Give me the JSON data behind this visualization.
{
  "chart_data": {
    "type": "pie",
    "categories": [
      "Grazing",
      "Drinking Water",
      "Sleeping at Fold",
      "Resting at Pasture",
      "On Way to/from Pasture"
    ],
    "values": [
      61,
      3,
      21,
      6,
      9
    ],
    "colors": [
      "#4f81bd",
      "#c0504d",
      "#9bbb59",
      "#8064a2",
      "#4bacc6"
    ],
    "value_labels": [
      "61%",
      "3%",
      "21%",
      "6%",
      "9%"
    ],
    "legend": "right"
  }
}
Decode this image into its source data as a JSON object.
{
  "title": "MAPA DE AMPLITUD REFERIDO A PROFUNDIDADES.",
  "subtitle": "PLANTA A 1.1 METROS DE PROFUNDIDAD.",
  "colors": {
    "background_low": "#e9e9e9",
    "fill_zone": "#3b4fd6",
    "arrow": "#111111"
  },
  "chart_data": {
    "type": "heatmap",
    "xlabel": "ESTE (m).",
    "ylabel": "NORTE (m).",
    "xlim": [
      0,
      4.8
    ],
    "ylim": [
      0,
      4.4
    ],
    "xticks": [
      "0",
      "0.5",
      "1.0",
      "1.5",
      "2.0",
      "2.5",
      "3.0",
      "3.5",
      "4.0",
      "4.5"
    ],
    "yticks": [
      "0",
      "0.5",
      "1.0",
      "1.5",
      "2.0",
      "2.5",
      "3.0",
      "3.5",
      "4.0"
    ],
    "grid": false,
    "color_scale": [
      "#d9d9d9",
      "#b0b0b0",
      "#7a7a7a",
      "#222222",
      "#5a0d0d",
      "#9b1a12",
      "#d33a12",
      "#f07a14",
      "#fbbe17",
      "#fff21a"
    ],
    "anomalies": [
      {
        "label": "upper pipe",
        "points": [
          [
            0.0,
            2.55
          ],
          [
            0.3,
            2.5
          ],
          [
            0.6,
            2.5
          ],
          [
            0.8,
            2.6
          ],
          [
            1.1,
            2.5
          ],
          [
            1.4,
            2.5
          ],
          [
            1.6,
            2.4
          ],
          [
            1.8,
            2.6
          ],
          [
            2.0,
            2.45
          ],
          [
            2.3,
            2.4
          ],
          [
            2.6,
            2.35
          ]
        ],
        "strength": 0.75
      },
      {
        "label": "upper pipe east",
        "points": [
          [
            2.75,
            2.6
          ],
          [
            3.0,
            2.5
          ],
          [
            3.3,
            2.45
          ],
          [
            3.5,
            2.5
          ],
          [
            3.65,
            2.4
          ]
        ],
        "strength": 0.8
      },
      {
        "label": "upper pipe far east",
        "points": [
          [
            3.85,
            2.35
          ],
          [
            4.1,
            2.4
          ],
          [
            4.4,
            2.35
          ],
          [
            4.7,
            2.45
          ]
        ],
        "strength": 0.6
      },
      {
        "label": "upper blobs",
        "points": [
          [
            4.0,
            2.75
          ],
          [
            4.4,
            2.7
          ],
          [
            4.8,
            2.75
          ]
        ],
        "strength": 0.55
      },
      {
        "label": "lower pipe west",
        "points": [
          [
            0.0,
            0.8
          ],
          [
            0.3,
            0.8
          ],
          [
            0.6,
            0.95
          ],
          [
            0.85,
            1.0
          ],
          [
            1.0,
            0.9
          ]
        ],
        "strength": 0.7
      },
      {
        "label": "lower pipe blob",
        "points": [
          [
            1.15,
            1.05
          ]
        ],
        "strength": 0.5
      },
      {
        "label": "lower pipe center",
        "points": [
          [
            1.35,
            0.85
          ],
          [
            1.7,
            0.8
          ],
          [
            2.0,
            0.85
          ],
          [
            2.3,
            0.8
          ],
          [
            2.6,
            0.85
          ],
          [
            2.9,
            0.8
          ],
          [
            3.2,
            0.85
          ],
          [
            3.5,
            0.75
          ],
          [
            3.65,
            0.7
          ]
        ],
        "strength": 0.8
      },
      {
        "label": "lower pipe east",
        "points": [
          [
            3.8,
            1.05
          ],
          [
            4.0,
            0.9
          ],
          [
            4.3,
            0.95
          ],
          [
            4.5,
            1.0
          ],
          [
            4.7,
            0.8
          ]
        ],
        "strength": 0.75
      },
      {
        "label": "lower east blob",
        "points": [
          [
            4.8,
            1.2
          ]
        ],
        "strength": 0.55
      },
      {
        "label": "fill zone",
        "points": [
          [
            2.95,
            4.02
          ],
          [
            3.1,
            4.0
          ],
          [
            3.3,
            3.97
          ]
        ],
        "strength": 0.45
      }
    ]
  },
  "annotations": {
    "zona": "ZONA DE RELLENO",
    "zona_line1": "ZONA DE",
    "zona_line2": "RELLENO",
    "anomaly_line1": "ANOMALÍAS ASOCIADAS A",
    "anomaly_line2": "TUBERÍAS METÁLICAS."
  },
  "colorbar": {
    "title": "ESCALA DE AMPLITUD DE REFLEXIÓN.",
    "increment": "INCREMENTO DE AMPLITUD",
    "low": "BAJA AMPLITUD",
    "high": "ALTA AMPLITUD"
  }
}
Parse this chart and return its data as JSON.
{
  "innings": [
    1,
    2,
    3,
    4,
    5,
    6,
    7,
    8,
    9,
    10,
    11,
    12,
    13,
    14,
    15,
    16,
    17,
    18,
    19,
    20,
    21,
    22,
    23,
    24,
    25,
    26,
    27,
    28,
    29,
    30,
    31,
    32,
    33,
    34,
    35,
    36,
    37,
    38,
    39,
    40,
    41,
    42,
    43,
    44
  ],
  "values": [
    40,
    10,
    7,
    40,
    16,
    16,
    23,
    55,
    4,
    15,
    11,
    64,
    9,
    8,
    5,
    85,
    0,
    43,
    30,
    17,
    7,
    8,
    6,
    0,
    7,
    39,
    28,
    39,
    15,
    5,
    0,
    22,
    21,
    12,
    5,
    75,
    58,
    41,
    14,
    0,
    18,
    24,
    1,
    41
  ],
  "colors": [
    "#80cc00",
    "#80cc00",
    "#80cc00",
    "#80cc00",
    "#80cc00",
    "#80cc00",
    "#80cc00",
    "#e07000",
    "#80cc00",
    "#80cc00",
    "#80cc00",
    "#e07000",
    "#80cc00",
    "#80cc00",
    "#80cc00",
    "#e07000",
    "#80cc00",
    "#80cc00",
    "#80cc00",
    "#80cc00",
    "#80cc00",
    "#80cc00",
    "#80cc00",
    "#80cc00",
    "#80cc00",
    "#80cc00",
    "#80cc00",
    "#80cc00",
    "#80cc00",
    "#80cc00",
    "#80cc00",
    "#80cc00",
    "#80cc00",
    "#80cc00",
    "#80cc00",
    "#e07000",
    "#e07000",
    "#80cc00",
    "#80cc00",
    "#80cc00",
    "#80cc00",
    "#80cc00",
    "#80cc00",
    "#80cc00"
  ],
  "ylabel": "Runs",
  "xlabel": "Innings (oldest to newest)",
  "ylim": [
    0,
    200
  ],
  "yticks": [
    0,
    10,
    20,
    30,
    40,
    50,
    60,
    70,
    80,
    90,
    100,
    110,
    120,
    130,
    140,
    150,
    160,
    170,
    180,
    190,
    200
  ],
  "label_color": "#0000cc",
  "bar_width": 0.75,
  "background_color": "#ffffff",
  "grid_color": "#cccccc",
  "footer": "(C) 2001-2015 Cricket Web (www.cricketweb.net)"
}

GIVEN PROBLEM:
Locate the word "east" in the data above. Copy every line carrying it.

FULL OUTPUT:
        "label": "upper pipe east",
        "label": "upper pipe far east",
        "label": "lower pipe east",
        "label": "lower east blob",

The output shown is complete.